AVAILABLE RECORDS start

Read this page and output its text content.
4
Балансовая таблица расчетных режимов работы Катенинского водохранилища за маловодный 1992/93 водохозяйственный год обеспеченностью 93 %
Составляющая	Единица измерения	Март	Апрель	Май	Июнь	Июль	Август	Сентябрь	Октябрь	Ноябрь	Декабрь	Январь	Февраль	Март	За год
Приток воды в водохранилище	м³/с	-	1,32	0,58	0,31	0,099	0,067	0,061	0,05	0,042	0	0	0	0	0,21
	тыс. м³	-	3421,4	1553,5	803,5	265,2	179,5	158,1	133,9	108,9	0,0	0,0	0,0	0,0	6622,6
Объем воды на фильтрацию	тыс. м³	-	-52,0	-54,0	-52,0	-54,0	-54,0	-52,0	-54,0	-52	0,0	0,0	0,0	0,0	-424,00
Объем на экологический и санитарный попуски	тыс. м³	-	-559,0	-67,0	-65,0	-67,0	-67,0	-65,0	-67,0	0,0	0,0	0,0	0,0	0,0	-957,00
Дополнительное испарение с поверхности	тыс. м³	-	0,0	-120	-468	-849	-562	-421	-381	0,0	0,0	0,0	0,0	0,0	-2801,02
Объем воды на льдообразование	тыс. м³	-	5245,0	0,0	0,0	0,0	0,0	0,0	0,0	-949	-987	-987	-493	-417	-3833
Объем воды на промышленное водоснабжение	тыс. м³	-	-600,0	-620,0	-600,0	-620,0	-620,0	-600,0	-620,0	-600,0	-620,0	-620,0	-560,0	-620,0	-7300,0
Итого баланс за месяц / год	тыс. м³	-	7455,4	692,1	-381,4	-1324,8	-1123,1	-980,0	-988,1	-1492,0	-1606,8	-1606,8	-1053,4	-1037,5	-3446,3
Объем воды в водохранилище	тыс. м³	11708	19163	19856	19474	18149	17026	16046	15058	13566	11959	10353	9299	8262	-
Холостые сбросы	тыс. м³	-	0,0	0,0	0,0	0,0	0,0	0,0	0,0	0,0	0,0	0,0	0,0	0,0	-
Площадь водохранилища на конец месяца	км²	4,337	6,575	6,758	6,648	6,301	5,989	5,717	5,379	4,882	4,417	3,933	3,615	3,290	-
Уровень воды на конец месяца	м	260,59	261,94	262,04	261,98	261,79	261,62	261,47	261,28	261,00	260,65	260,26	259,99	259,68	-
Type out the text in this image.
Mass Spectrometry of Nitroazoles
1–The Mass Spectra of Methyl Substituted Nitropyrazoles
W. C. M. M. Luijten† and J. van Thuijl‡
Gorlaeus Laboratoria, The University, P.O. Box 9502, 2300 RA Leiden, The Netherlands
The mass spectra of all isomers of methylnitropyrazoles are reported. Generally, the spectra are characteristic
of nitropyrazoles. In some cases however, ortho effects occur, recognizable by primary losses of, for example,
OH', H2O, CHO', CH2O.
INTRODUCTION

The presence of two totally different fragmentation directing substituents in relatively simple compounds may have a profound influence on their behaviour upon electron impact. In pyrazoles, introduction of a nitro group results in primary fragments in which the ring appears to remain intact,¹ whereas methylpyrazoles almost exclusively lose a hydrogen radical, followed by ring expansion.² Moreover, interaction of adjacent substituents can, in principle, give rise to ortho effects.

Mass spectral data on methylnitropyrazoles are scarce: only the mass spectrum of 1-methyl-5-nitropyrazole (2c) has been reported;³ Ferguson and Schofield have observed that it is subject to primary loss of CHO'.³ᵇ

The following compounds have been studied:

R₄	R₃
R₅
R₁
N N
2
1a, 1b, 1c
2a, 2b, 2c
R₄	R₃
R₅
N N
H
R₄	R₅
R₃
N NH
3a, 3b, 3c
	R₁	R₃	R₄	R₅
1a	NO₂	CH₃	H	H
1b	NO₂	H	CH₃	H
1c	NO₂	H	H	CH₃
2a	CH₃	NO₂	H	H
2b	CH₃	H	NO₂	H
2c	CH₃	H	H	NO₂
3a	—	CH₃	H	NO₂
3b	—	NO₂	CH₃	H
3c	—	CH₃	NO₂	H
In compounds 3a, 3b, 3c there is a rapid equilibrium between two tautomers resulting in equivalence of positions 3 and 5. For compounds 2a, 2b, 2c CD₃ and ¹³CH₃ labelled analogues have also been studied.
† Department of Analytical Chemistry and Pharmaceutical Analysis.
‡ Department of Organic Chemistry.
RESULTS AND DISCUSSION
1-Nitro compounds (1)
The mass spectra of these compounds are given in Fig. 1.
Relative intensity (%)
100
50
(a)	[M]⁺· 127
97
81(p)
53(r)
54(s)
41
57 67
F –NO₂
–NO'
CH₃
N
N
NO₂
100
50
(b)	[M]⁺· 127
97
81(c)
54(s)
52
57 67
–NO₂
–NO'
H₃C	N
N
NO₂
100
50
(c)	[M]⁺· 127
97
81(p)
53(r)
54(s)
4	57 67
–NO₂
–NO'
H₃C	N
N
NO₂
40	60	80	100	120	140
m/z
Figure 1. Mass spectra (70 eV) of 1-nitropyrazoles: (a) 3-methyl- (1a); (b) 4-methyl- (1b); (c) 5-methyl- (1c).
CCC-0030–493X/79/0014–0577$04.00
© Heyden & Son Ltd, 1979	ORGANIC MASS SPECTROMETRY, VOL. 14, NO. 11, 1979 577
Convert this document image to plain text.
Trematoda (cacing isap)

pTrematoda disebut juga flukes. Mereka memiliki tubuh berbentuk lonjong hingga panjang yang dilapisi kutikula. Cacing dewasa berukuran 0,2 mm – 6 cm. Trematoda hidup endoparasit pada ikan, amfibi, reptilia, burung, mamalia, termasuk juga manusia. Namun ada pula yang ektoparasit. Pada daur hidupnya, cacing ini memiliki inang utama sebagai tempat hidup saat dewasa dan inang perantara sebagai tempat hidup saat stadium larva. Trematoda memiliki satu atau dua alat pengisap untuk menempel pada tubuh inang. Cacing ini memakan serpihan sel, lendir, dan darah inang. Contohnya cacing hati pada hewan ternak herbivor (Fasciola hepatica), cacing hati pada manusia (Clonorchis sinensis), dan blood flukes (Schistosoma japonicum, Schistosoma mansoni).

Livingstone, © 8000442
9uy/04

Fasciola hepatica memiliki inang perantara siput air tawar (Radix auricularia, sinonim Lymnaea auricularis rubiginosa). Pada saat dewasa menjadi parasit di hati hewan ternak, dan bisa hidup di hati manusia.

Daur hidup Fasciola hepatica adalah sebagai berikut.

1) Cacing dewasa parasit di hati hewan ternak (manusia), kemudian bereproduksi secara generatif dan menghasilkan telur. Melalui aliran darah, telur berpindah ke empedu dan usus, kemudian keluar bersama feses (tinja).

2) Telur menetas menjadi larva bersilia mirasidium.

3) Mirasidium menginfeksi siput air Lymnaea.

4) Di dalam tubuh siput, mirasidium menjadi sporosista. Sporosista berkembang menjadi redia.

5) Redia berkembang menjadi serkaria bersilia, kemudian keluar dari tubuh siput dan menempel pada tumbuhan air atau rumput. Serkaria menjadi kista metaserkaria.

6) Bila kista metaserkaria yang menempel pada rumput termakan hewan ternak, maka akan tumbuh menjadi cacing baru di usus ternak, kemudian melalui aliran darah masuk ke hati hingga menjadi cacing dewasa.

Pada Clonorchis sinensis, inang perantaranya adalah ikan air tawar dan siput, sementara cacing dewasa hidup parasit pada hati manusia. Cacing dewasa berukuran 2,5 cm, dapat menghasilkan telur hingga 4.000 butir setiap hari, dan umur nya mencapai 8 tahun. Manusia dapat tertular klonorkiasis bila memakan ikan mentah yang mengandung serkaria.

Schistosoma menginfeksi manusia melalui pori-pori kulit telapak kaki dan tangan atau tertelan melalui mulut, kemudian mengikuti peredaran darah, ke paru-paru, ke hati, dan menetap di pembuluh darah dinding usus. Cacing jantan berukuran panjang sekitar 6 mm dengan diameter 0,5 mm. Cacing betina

AVAILABLE RECORDS end

THE PROBLEM >> Identify which lines contain the word "reported" and copy each one.

PROBLEM SOLUTION >>
The mass spectra of all isomers of methylnitropyrazoles are reported. Generally, the spectra are characteristic
Mass spectral data on methylnitropyrazoles are scarce: only the mass spectrum of 1-methyl-5-nitropyrazole (2c) has been reported;³ Ferguson and Schofield have observed that it is subject to primary loss of CHO'.³ᵇ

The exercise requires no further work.